## start

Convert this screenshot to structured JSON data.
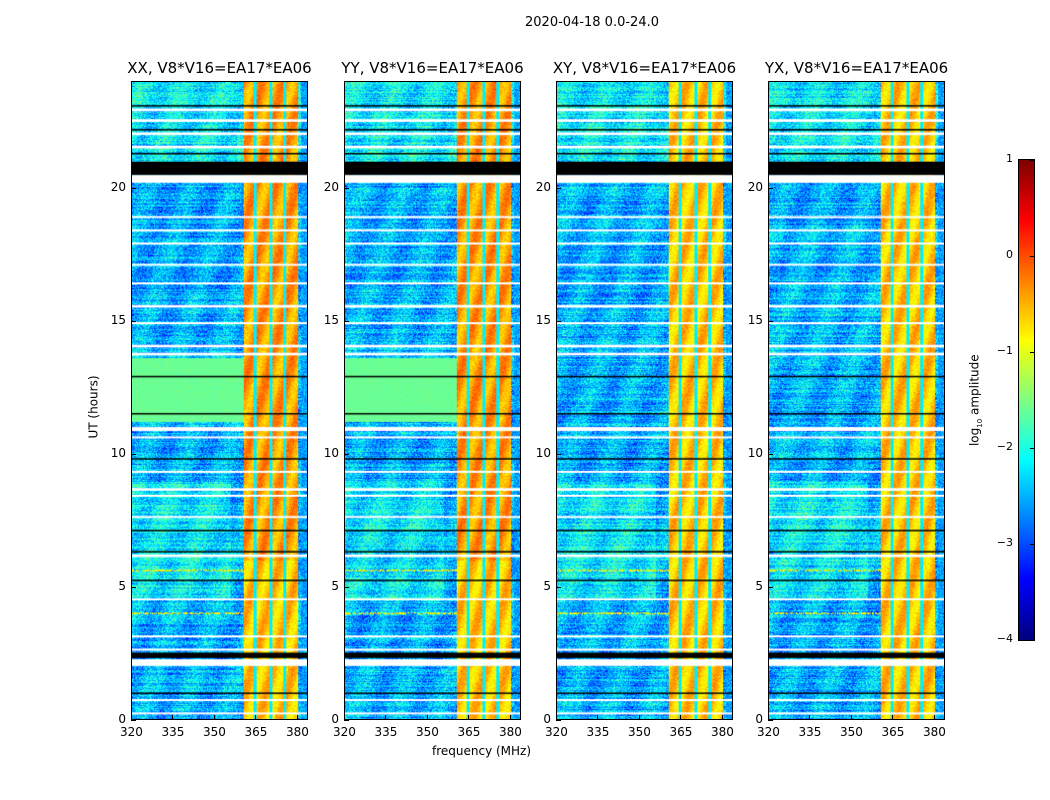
{
  "chart_data": {
    "type": "heatmap",
    "title": "2020-04-18 0.0-24.0",
    "xlabel": "frequency (MHz)",
    "ylabel": "UT (hours)",
    "xlim": [
      320,
      384
    ],
    "ylim": [
      0,
      24
    ],
    "xticks": [
      "320",
      "335",
      "350",
      "365",
      "380"
    ],
    "xtick_values": [
      320,
      335,
      350,
      365,
      380
    ],
    "yticks": [
      "0",
      "5",
      "10",
      "15",
      "20"
    ],
    "ytick_values": [
      0,
      5,
      10,
      15,
      20
    ],
    "panels": [
      {
        "title": "XX, V8*V16=EA17*EA06",
        "parallel": true
      },
      {
        "title": "YY, V8*V16=EA17*EA06",
        "parallel": true
      },
      {
        "title": "XY, V8*V16=EA17*EA06",
        "parallel": false
      },
      {
        "title": "YX, V8*V16=EA17*EA06",
        "parallel": false
      }
    ],
    "colorbar": {
      "label": "log10 amplitude",
      "label_main": "log",
      "label_sub": "10",
      "label_rest": " amplitude",
      "range": [
        -4,
        1
      ],
      "ticks": [
        "1",
        "0",
        "−1",
        "−2",
        "−3",
        "−4"
      ],
      "tick_values": [
        1,
        0,
        -1,
        -2,
        -3,
        -4
      ],
      "colormap": "jet"
    },
    "rfi_band_mhz": [
      360.7,
      380.4
    ],
    "rfi_gaps_mhz": [
      365,
      370.5,
      375.6
    ],
    "flagged_white_hours": [
      [
        0.2,
        0.25
      ],
      [
        0.7,
        0.75
      ],
      [
        2.0,
        2.25
      ],
      [
        2.6,
        2.65
      ],
      [
        3.1,
        3.15
      ],
      [
        4.5,
        4.55
      ],
      [
        6.1,
        6.2
      ],
      [
        7.6,
        7.65
      ],
      [
        8.4,
        8.45
      ],
      [
        8.6,
        8.7
      ],
      [
        9.3,
        9.35
      ],
      [
        10.6,
        10.65
      ],
      [
        10.85,
        11.0
      ],
      [
        13.7,
        13.8
      ],
      [
        14.0,
        14.1
      ],
      [
        14.9,
        14.95
      ],
      [
        15.5,
        15.6
      ],
      [
        16.4,
        16.45
      ],
      [
        17.1,
        17.15
      ],
      [
        17.9,
        17.95
      ],
      [
        18.4,
        18.45
      ],
      [
        18.9,
        18.95
      ],
      [
        20.2,
        20.5
      ],
      [
        21.5,
        21.6
      ],
      [
        22.0,
        22.1
      ],
      [
        22.5,
        22.6
      ],
      [
        22.9,
        23.0
      ]
    ],
    "flagged_black_hours": [
      [
        0.95,
        1.0
      ],
      [
        2.3,
        2.5
      ],
      [
        5.2,
        5.25
      ],
      [
        6.3,
        6.33
      ],
      [
        7.1,
        7.13
      ],
      [
        9.8,
        9.83
      ],
      [
        11.5,
        11.53
      ],
      [
        12.9,
        12.93
      ],
      [
        20.5,
        21.0
      ],
      [
        21.3,
        21.33
      ],
      [
        22.2,
        22.23
      ],
      [
        23.1,
        23.13
      ]
    ],
    "parallel_hand_green_hours": [
      11.2,
      13.6
    ],
    "rfi_line_hours": [
      4.0,
      5.6
    ]
  }
}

## end

Task directions:
Would you mind returning each entry above word for word, skipping the images?

Solution for this exercise:
Convert this screenshot to structured JSON data.
{
  "chart_data": {
    "type": "heatmap",
    "title": "2020-04-18 0.0-24.0",
    "xlabel": "frequency (MHz)",
    "ylabel": "UT (hours)",
    "xlim": [
      320,
      384
    ],
    "ylim": [
      0,
      24
    ],
    "xticks": [
      "320",
      "335",
      "350",
      "365",
      "380"
    ],
    "xtick_values": [
      320,
      335,
      350,
      365,
      380
    ],
    "yticks": [
      "0",
      "5",
      "10",
      "15",
      "20"
    ],
    "ytick_values": [
      0,
      5,
      10,
      15,
      20
    ],
    "panels": [
      {
        "title": "XX, V8*V16=EA17*EA06",
        "parallel": true
      },
      {
        "title": "YY, V8*V16=EA17*EA06",
        "parallel": true
      },
      {
        "title": "XY, V8*V16=EA17*EA06",
        "parallel": false
      },
      {
        "title": "YX, V8*V16=EA17*EA06",
        "parallel": false
      }
    ],
    "colorbar": {
      "label": "log10 amplitude",
      "label_main": "log",
      "label_sub": "10",
      "label_rest": " amplitude",
      "range": [
        -4,
        1
      ],
      "ticks": [
        "1",
        "0",
        "−1",
        "−2",
        "−3",
        "−4"
      ],
      "tick_values": [
        1,
        0,
        -1,
        -2,
        -3,
        -4
      ],
      "colormap": "jet"
    },
    "rfi_band_mhz": [
      360.7,
      380.4
    ],
    "rfi_gaps_mhz": [
      365,
      370.5,
      375.6
    ],
    "flagged_white_hours": [
      [
        0.2,
        0.25
      ],
      [
        0.7,
        0.75
      ],
      [
        2.0,
        2.25
      ],
      [
        2.6,
        2.65
      ],
      [
        3.1,
        3.15
      ],
      [
        4.5,
        4.55
      ],
      [
        6.1,
        6.2
      ],
      [
        7.6,
        7.65
      ],
      [
        8.4,
        8.45
      ],
      [
        8.6,
        8.7
      ],
      [
        9.3,
        9.35
      ],
      [
        10.6,
        10.65
      ],
      [
        10.85,
        11.0
      ],
      [
        13.7,
        13.8
      ],
      [
        14.0,
        14.1
      ],
      [
        14.9,
        14.95
      ],
      [
        15.5,
        15.6
      ],
      [
        16.4,
        16.45
      ],
      [
        17.1,
        17.15
      ],
      [
        17.9,
        17.95
      ],
      [
        18.4,
        18.45
      ],
      [
        18.9,
        18.95
      ],
      [
        20.2,
        20.5
      ],
      [
        21.5,
        21.6
      ],
      [
        22.0,
        22.1
      ],
      [
        22.5,
        22.6
      ],
      [
        22.9,
        23.0
      ]
    ],
    "flagged_black_hours": [
      [
        0.95,
        1.0
      ],
      [
        2.3,
        2.5
      ],
      [
        5.2,
        5.25
      ],
      [
        6.3,
        6.33
      ],
      [
        7.1,
        7.13
      ],
      [
        9.8,
        9.83
      ],
      [
        11.5,
        11.53
      ],
      [
        12.9,
        12.93
      ],
      [
        20.5,
        21.0
      ],
      [
        21.3,
        21.33
      ],
      [
        22.2,
        22.23
      ],
      [
        23.1,
        23.13
      ]
    ],
    "parallel_hand_green_hours": [
      11.2,
      13.6
    ],
    "rfi_line_hours": [
      4.0,
      5.6
    ]
  }
}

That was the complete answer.